[EXERCISE REQUIREMENTS] Narrow the data below down to the lines containing "apăsat".

[EXERCISE MATERIAL]

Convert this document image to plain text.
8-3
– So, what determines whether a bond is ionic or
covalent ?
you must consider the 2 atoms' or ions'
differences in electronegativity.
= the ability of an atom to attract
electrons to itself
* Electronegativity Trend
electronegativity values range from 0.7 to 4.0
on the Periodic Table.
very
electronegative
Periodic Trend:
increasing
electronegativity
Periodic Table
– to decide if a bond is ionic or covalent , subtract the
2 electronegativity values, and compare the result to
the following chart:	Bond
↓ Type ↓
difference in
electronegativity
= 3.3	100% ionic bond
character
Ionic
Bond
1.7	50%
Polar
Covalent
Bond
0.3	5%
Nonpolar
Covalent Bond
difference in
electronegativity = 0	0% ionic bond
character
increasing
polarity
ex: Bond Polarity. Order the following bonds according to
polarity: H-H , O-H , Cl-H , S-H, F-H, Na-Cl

...

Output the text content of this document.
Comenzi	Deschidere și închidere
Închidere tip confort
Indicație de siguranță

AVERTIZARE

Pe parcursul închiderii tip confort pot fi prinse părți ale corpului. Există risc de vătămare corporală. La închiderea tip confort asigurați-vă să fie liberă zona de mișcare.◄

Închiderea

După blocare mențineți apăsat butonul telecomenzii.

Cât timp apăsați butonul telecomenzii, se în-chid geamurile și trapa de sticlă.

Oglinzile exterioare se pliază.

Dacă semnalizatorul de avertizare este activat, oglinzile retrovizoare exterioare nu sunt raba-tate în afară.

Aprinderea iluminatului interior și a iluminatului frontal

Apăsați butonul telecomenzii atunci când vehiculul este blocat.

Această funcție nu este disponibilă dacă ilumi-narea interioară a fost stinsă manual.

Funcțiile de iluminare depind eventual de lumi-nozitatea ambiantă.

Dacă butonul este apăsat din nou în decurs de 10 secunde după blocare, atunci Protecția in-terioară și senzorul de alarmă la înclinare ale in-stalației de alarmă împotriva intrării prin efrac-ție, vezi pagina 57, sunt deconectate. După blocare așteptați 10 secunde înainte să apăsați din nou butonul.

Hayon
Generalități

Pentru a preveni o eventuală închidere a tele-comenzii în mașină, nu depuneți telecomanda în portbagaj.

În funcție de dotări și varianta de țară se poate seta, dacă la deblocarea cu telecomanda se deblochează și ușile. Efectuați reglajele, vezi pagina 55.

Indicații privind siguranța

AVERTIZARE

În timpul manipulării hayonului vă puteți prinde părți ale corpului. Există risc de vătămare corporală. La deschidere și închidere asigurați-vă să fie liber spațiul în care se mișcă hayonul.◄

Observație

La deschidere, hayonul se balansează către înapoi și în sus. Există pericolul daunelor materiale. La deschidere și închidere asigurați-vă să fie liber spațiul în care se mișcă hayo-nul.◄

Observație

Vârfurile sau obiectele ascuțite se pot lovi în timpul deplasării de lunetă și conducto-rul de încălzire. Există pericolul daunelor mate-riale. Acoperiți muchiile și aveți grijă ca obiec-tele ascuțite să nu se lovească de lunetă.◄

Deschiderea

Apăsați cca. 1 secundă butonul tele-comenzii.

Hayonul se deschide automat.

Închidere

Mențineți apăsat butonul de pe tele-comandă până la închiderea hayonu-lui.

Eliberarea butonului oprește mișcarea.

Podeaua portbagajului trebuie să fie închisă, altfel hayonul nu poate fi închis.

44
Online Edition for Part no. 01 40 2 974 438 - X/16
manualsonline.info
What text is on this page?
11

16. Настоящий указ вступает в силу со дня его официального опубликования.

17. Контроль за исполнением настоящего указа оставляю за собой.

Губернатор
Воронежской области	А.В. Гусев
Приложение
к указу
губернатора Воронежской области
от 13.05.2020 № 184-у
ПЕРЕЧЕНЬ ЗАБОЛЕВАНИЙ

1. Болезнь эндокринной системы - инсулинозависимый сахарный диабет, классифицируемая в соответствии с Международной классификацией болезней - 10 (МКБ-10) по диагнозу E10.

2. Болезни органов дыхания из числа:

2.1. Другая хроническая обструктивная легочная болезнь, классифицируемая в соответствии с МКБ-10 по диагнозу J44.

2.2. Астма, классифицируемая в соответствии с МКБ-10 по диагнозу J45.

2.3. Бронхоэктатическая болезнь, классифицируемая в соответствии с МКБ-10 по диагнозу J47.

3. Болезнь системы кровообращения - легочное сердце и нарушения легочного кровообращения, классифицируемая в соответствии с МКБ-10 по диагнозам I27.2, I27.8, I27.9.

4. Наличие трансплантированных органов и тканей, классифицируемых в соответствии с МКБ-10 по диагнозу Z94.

---

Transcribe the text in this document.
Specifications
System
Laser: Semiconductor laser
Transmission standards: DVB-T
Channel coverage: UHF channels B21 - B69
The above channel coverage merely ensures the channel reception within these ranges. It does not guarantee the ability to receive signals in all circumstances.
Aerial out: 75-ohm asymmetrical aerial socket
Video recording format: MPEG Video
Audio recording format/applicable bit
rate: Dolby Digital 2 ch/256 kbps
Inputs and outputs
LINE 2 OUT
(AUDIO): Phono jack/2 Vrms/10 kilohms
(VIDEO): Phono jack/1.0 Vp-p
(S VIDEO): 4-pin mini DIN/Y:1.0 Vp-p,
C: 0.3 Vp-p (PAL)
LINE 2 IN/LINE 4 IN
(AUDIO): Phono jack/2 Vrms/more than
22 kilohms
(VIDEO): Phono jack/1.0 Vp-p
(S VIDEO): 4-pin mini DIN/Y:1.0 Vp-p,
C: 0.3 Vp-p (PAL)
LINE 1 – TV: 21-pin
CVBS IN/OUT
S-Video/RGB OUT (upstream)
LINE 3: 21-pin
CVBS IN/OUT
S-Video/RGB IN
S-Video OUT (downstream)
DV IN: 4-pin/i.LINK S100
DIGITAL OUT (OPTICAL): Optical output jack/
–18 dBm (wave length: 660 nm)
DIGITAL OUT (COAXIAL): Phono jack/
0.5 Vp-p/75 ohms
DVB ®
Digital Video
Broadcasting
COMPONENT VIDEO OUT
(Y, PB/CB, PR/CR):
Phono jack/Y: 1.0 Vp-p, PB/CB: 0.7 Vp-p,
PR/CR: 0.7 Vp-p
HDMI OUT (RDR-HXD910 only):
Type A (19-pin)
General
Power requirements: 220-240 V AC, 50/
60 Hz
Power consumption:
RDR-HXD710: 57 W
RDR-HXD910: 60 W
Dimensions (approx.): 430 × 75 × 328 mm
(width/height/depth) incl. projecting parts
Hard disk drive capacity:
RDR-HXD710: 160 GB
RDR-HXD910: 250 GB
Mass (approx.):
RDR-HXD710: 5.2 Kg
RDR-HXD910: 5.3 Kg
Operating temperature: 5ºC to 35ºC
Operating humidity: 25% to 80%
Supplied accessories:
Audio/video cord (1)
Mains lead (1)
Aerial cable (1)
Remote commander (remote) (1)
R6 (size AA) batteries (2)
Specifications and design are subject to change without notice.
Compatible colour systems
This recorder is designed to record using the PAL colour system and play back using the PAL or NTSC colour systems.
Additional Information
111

[EXERCISE RESULT]
După blocare mențineți apăsat butonul telecomenzii.
Dacă butonul este apăsat din nou în decurs de 10 secunde după blocare, atunci Protecția in-terioară și senzorul de alarmă la înclinare ale in-stalației de alarmă împotriva intrării prin efrac-ție, vezi pagina 57, sunt deconectate. După blocare așteptați 10 secunde înainte să apăsați din nou butonul.
Mențineți apăsat butonul de pe tele-comandă până la închiderea hayonu-lui.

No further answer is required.